• **WRITTEN REQUEST**
Repeat the data below, changing every "bounding box" to "enclosing rectangle" and leaving everything else as it is.

• **TASK DATA**
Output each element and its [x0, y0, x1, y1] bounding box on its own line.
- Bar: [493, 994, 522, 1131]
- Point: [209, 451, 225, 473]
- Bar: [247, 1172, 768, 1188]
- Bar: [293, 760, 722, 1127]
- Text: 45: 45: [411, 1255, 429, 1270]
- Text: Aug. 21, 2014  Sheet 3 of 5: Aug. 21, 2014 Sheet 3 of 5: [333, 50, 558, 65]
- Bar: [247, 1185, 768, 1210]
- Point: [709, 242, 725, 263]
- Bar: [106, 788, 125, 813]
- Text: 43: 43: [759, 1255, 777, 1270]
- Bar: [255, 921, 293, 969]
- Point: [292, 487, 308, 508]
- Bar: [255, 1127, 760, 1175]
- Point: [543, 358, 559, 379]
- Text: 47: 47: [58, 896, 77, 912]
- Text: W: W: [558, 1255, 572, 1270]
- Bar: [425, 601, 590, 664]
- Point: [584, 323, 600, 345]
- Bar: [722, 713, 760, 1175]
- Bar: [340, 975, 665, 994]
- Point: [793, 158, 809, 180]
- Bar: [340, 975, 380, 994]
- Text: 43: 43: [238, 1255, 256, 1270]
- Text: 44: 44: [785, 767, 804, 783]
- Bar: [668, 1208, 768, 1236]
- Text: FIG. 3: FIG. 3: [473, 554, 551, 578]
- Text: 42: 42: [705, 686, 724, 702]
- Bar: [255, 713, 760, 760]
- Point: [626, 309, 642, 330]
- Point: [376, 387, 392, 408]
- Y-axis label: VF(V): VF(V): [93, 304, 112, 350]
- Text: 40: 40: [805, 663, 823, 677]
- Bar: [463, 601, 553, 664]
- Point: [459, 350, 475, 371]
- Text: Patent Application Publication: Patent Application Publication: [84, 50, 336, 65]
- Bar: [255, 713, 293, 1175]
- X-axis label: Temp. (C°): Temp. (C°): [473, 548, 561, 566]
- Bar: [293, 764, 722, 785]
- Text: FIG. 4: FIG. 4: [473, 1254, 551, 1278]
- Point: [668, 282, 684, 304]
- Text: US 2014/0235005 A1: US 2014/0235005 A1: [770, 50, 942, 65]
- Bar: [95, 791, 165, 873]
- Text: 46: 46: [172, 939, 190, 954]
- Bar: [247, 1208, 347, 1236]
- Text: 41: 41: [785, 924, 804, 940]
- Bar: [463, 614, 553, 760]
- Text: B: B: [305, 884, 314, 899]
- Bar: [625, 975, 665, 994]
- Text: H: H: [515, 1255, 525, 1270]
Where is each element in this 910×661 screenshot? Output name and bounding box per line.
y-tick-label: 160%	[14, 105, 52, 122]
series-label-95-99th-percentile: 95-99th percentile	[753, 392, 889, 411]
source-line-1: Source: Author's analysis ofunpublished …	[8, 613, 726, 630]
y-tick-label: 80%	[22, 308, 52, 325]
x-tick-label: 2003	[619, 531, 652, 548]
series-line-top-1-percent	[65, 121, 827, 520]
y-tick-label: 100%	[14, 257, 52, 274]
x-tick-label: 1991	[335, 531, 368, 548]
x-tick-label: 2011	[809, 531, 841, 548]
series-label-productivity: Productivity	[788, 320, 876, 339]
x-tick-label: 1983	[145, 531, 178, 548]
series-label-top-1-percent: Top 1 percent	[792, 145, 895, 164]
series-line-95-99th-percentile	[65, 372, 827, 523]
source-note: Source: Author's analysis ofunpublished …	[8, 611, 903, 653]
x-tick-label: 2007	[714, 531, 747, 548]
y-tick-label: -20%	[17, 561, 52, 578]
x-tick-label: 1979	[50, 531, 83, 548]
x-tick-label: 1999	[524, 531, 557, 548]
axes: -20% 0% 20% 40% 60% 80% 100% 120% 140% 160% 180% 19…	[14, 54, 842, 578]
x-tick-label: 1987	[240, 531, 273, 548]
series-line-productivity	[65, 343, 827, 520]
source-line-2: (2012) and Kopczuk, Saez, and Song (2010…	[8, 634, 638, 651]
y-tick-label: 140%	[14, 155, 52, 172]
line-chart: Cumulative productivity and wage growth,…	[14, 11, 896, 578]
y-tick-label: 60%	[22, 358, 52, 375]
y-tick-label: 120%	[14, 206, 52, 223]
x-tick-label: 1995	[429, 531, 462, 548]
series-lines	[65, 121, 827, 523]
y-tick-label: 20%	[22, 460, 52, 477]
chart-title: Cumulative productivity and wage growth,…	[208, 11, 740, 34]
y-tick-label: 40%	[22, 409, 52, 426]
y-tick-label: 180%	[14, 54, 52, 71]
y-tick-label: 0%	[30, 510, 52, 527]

• **WORKED SOLUTION**
Output each element and its [x0, y0, x1, y1] enclosing rectangle on its own line.
- Bar: [493, 994, 522, 1131]
- Point: [209, 451, 225, 473]
- Bar: [247, 1172, 768, 1188]
- Bar: [293, 760, 722, 1127]
- Text: 45: 45: [411, 1255, 429, 1270]
- Text: Aug. 21, 2014  Sheet 3 of 5: Aug. 21, 2014 Sheet 3 of 5: [333, 50, 558, 65]
- Bar: [247, 1185, 768, 1210]
- Point: [709, 242, 725, 263]
- Bar: [106, 788, 125, 813]
- Text: 43: 43: [759, 1255, 777, 1270]
- Bar: [255, 921, 293, 969]
- Point: [292, 487, 308, 508]
- Bar: [255, 1127, 760, 1175]
- Point: [543, 358, 559, 379]
- Text: 47: 47: [58, 896, 77, 912]
- Text: W: W: [558, 1255, 572, 1270]
- Bar: [425, 601, 590, 664]
- Point: [584, 323, 600, 345]
- Bar: [722, 713, 760, 1175]
- Bar: [340, 975, 665, 994]
- Point: [793, 158, 809, 180]
- Bar: [340, 975, 380, 994]
- Text: 43: 43: [238, 1255, 256, 1270]
- Text: 44: 44: [785, 767, 804, 783]
- Bar: [668, 1208, 768, 1236]
- Text: FIG. 3: FIG. 3: [473, 554, 551, 578]
- Text: 42: 42: [705, 686, 724, 702]
- Bar: [255, 713, 760, 760]
- Point: [626, 309, 642, 330]
- Point: [376, 387, 392, 408]
- Y-axis label: VF(V): VF(V): [93, 304, 112, 350]
- Text: 40: 40: [805, 663, 823, 677]
- Bar: [463, 601, 553, 664]
- Point: [459, 350, 475, 371]
- Text: Patent Application Publication: Patent Application Publication: [84, 50, 336, 65]
- Bar: [255, 713, 293, 1175]
- X-axis label: Temp. (C°): Temp. (C°): [473, 548, 561, 566]
- Bar: [293, 764, 722, 785]
- Text: FIG. 4: FIG. 4: [473, 1254, 551, 1278]
- Point: [668, 282, 684, 304]
- Text: US 2014/0235005 A1: US 2014/0235005 A1: [770, 50, 942, 65]
- Bar: [95, 791, 165, 873]
- Text: 46: 46: [172, 939, 190, 954]
- Bar: [247, 1208, 347, 1236]
- Text: 41: 41: [785, 924, 804, 940]
- Bar: [463, 614, 553, 760]
- Text: B: B: [305, 884, 314, 899]
- Bar: [625, 975, 665, 994]
- Text: H: H: [515, 1255, 525, 1270]
Where is each element in this 910×661 screenshot? Output name and enclosing rectangle per line.
y-tick-label: 160%	[14, 105, 52, 122]
series-label-95-99th-percentile: 95-99th percentile	[753, 392, 889, 411]
source-line-1: Source: Author's analysis ofunpublished …	[8, 613, 726, 630]
y-tick-label: 80%	[22, 308, 52, 325]
x-tick-label: 2003	[619, 531, 652, 548]
series-line-top-1-percent	[65, 121, 827, 520]
y-tick-label: 100%	[14, 257, 52, 274]
x-tick-label: 1991	[335, 531, 368, 548]
x-tick-label: 2011	[809, 531, 841, 548]
series-label-productivity: Productivity	[788, 320, 876, 339]
x-tick-label: 1983	[145, 531, 178, 548]
series-label-top-1-percent: Top 1 percent	[792, 145, 895, 164]
series-line-95-99th-percentile	[65, 372, 827, 523]
source-note: Source: Author's analysis ofunpublished …	[8, 611, 903, 653]
x-tick-label: 2007	[714, 531, 747, 548]
y-tick-label: -20%	[17, 561, 52, 578]
x-tick-label: 1979	[50, 531, 83, 548]
x-tick-label: 1999	[524, 531, 557, 548]
axes: -20% 0% 20% 40% 60% 80% 100% 120% 140% 160% 180% 19…	[14, 54, 842, 578]
x-tick-label: 1987	[240, 531, 273, 548]
series-line-productivity	[65, 343, 827, 520]
source-line-2: (2012) and Kopczuk, Saez, and Song (2010…	[8, 634, 638, 651]
y-tick-label: 140%	[14, 155, 52, 172]
line-chart: Cumulative productivity and wage growth,…	[14, 11, 896, 578]
y-tick-label: 60%	[22, 358, 52, 375]
y-tick-label: 120%	[14, 206, 52, 223]
x-tick-label: 1995	[429, 531, 462, 548]
series-lines	[65, 121, 827, 523]
y-tick-label: 20%	[22, 460, 52, 477]
chart-title: Cumulative productivity and wage growth,…	[208, 11, 740, 34]
y-tick-label: 40%	[22, 409, 52, 426]
y-tick-label: 180%	[14, 54, 52, 71]
y-tick-label: 0%	[30, 510, 52, 527]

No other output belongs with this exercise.